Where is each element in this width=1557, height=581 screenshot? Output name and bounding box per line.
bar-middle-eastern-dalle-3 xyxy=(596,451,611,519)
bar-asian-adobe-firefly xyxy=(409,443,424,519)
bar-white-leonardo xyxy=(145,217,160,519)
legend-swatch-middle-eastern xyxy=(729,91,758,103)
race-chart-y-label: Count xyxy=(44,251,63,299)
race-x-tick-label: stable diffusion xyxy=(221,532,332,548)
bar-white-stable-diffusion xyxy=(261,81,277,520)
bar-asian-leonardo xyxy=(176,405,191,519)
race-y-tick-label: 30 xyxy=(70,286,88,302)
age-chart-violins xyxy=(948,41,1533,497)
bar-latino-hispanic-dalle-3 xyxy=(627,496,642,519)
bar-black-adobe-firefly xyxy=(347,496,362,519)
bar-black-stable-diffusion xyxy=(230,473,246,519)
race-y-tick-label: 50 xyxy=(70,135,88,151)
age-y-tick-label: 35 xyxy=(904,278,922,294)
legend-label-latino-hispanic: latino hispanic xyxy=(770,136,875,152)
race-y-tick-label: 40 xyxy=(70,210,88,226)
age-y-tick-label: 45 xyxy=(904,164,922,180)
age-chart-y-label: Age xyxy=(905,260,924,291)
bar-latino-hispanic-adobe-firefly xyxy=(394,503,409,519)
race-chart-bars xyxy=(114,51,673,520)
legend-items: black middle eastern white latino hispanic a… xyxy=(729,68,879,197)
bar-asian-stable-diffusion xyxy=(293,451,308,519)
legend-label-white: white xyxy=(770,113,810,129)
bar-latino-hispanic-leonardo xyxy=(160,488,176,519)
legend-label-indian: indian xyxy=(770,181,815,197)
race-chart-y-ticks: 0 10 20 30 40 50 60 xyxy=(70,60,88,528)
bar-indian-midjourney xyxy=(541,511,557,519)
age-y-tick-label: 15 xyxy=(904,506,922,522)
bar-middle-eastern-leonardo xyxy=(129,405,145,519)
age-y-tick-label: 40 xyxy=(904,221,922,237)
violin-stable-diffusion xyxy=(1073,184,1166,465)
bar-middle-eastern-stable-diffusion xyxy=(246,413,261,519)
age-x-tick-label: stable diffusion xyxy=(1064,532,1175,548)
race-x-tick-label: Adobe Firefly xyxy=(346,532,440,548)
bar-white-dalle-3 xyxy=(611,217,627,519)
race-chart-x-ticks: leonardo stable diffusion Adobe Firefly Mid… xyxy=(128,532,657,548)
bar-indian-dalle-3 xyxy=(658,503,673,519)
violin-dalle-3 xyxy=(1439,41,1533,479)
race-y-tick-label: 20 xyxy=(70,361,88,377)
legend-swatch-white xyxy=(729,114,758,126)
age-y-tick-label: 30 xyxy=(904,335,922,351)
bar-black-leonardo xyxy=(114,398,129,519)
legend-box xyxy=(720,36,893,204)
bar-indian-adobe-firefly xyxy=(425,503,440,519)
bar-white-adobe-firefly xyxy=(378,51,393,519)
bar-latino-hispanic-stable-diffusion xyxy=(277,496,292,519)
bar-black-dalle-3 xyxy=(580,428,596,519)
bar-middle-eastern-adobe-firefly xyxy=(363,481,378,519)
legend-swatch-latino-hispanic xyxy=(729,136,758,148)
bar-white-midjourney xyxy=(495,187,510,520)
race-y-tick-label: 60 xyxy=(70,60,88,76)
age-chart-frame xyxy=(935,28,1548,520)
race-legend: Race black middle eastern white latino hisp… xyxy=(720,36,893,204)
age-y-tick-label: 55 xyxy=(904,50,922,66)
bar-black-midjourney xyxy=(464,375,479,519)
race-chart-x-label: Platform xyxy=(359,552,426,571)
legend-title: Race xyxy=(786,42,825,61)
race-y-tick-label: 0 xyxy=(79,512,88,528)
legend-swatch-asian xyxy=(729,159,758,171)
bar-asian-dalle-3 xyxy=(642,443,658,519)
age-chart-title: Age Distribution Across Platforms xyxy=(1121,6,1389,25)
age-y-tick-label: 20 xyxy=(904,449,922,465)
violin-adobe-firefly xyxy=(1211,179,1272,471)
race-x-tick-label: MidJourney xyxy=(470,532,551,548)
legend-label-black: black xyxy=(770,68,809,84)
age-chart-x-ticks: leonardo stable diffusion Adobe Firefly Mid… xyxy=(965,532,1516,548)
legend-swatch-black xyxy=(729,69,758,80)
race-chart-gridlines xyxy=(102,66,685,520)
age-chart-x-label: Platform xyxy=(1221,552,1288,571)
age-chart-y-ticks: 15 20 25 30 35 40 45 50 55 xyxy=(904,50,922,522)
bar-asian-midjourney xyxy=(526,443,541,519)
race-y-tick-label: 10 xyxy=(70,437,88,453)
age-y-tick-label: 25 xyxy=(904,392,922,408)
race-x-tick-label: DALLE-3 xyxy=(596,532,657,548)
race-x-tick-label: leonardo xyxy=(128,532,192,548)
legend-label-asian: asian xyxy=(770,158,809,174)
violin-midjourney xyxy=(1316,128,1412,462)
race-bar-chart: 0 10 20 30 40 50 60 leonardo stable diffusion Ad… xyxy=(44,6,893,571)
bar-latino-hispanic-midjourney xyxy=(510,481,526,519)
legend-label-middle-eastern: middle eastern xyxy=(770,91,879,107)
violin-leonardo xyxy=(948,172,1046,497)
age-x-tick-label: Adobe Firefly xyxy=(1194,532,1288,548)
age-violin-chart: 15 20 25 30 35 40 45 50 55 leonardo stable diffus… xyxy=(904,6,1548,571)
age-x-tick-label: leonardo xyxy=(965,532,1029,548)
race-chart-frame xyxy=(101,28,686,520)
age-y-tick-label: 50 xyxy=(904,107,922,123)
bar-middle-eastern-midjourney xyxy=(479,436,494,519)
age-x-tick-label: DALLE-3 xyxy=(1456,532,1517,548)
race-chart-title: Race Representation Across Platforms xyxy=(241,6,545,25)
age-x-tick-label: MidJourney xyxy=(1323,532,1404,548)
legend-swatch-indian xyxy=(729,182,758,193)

* * *

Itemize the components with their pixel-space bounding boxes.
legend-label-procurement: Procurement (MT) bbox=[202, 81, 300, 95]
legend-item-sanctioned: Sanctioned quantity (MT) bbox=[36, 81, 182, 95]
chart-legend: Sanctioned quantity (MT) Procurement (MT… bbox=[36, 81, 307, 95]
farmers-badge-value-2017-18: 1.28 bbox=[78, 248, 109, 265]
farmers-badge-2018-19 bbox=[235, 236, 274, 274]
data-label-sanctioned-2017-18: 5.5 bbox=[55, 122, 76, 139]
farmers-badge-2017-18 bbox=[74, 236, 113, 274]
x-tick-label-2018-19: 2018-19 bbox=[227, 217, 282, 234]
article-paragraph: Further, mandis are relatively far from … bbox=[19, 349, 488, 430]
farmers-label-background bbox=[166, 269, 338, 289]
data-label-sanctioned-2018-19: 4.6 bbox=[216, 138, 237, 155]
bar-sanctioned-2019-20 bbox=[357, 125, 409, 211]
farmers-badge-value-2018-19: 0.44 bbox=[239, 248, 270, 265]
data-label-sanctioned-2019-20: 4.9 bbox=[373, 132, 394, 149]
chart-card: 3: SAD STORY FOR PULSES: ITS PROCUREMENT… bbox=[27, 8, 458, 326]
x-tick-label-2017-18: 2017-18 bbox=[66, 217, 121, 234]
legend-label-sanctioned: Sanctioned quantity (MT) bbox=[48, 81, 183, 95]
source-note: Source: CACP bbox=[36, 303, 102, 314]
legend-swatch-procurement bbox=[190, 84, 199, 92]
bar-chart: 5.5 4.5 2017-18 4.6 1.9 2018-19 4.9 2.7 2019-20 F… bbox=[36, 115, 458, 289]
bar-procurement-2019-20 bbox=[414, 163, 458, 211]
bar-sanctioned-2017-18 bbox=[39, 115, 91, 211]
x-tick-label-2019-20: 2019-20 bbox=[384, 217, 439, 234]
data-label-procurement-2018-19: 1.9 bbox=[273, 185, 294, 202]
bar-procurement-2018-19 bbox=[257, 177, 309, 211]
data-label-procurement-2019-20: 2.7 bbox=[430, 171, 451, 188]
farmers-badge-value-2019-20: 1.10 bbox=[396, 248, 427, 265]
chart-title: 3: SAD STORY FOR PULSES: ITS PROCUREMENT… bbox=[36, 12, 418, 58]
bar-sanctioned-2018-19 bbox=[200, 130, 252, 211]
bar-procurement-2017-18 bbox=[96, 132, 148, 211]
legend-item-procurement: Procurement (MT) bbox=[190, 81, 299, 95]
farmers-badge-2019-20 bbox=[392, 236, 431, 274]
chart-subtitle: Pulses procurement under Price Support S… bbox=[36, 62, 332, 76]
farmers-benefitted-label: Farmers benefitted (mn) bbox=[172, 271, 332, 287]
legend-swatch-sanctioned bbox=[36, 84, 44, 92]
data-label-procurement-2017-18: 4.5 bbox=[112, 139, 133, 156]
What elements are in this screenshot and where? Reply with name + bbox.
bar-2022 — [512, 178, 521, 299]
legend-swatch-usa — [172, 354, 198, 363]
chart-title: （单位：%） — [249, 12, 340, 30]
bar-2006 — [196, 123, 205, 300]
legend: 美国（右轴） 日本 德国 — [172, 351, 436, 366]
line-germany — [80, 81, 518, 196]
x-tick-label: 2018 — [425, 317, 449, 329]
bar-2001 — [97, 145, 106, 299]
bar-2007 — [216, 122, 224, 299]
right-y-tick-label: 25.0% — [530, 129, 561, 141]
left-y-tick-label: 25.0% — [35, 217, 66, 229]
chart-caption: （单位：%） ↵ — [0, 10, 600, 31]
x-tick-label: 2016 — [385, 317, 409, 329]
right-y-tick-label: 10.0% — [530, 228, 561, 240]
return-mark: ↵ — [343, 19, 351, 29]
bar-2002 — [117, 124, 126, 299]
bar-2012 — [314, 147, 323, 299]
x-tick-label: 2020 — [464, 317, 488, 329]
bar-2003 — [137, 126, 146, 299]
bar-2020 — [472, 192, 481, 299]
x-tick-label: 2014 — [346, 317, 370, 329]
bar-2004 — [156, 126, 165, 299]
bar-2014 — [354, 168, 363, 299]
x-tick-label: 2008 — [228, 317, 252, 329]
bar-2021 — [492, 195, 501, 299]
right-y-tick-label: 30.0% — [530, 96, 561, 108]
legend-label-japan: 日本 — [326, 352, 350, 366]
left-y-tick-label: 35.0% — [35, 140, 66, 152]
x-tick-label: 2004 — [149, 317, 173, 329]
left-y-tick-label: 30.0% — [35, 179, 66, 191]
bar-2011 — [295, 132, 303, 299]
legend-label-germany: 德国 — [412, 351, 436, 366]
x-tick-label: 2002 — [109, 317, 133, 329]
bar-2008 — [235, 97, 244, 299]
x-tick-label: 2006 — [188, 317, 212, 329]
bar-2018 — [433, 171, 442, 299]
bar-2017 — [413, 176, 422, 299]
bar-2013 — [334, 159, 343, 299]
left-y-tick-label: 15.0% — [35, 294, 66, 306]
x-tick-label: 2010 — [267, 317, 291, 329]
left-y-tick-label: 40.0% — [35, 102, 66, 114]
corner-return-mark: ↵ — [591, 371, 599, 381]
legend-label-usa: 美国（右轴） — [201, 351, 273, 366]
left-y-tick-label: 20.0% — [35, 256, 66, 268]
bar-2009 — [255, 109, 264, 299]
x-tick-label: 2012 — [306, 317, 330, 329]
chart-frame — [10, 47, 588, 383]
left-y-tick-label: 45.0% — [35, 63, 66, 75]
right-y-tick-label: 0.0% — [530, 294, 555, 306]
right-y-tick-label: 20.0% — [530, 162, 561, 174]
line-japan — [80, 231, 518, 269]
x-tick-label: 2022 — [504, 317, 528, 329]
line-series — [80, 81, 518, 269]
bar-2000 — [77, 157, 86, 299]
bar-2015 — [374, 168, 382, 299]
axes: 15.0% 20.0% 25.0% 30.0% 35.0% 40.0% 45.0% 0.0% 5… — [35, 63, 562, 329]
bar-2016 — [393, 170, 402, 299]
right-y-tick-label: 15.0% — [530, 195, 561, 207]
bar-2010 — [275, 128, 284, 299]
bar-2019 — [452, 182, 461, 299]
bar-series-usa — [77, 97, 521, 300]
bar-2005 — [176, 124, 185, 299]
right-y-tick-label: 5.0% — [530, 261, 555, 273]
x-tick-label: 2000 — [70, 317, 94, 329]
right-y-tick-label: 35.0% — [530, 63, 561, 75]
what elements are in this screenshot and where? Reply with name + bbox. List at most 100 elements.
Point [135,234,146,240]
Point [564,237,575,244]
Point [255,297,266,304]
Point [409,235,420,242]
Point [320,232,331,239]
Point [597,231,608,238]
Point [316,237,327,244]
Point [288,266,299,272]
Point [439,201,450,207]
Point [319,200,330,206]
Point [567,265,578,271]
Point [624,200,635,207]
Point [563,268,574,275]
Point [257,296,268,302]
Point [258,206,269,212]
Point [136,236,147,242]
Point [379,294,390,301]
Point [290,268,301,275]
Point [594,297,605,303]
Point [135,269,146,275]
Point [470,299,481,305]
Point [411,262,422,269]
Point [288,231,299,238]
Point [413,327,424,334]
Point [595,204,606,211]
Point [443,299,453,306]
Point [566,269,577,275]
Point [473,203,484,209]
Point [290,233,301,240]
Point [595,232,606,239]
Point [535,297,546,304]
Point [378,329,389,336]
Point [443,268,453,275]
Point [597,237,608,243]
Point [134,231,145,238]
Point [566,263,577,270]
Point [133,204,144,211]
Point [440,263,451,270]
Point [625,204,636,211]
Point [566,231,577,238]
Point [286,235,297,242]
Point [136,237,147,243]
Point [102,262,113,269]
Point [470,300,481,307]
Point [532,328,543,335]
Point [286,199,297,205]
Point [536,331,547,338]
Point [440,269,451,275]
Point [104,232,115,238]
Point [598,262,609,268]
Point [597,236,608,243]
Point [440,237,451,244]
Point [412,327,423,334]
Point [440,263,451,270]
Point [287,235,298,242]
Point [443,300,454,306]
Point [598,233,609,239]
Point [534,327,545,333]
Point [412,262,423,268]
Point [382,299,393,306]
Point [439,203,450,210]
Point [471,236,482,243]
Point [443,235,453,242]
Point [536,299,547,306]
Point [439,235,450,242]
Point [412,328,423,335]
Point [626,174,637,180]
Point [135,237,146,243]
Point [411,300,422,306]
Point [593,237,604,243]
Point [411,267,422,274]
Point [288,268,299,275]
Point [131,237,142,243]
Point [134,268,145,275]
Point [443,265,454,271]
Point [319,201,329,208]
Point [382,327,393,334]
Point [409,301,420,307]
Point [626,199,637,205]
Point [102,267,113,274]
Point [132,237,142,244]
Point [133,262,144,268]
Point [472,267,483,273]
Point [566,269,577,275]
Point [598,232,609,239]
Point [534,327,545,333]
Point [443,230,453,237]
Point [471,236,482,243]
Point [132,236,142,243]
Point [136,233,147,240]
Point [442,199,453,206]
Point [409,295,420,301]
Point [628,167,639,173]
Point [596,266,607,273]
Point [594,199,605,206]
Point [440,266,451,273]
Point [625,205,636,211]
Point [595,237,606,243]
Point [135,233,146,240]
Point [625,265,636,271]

---

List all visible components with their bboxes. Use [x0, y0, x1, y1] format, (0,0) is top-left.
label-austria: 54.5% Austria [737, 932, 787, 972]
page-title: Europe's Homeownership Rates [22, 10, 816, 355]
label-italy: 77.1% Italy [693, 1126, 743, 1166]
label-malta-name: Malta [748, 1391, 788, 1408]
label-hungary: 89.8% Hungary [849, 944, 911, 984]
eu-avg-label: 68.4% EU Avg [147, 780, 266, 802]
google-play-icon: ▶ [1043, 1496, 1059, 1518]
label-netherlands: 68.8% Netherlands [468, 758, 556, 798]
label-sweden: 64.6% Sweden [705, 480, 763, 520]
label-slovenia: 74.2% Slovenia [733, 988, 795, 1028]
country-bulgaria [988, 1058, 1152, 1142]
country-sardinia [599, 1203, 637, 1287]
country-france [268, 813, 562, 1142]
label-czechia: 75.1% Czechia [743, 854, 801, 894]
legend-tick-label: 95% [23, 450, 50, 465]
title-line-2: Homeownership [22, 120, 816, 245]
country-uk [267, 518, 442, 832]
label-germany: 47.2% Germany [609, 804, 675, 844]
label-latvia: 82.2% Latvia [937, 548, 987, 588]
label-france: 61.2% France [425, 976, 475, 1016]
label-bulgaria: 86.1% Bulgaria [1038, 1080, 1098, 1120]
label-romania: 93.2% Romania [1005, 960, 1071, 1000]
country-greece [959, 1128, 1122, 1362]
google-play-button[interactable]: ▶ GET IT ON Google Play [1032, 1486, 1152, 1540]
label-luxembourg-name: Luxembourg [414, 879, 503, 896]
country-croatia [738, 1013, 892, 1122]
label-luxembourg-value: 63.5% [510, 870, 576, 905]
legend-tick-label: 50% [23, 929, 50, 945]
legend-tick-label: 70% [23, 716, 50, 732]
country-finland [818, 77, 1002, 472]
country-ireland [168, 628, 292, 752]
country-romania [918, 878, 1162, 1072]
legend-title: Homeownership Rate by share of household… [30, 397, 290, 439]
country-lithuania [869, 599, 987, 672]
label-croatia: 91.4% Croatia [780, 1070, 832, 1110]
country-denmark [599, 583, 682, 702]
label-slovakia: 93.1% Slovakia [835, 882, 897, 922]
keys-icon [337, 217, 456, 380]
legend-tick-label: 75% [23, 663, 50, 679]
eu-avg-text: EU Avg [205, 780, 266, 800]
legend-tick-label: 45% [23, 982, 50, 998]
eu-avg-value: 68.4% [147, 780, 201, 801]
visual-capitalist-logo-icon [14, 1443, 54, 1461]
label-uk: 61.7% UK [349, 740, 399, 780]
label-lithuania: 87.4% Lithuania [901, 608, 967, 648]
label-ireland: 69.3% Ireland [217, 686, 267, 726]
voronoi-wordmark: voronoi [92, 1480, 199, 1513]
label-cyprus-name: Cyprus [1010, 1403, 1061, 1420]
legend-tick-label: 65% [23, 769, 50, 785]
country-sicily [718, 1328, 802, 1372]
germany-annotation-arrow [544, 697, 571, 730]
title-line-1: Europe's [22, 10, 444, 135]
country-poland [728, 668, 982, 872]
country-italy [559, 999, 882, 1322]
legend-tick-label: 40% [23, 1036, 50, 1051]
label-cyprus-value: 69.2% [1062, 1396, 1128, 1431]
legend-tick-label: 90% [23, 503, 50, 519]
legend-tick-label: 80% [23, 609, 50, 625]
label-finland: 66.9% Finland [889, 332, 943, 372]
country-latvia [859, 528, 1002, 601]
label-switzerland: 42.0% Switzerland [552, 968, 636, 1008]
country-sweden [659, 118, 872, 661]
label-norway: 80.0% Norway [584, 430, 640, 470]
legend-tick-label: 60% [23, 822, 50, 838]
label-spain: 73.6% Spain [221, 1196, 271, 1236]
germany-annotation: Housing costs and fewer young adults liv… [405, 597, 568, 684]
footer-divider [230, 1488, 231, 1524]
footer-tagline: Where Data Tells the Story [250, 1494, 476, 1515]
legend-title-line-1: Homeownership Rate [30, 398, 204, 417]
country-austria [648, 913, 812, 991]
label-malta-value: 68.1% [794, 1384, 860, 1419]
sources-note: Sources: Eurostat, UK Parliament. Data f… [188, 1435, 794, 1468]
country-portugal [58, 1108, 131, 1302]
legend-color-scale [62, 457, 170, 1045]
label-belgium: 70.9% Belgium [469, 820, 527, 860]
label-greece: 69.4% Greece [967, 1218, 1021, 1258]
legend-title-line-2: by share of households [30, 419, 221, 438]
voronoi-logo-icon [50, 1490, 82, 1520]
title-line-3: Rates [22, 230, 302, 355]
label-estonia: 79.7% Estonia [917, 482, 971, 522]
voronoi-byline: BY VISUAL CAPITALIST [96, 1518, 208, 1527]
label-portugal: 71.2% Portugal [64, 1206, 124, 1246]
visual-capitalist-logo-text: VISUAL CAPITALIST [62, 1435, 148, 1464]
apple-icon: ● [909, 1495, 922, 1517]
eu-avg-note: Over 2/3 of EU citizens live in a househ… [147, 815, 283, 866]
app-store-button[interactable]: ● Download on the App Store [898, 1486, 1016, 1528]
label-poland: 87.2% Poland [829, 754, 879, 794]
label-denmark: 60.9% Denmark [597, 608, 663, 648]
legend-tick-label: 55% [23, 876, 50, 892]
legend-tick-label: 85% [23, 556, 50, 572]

= GIVEN REQUEST =
Put the lines of the entries, starting at the line that contains "Where is each" and ending at the line that contains "race-x-tick-label: stable diffusion", into a JSON list of strings with one string per line, leaving out any blank lines.

= TASK RESPONSE =
[
  "Where is each element in this width=1557, height=581 screenshot? Output name and bounding box per line.",
  "bar-middle-eastern-dalle-3 xyxy=(596,451,611,519)",
  "bar-asian-adobe-firefly xyxy=(409,443,424,519)",
  "bar-white-leonardo xyxy=(145,217,160,519)",
  "legend-swatch-middle-eastern xyxy=(729,91,758,103)",
  "race-chart-y-label: Count xyxy=(44,251,63,299)",
  "race-x-tick-label: stable diffusion xyxy=(221,532,332,548)"
]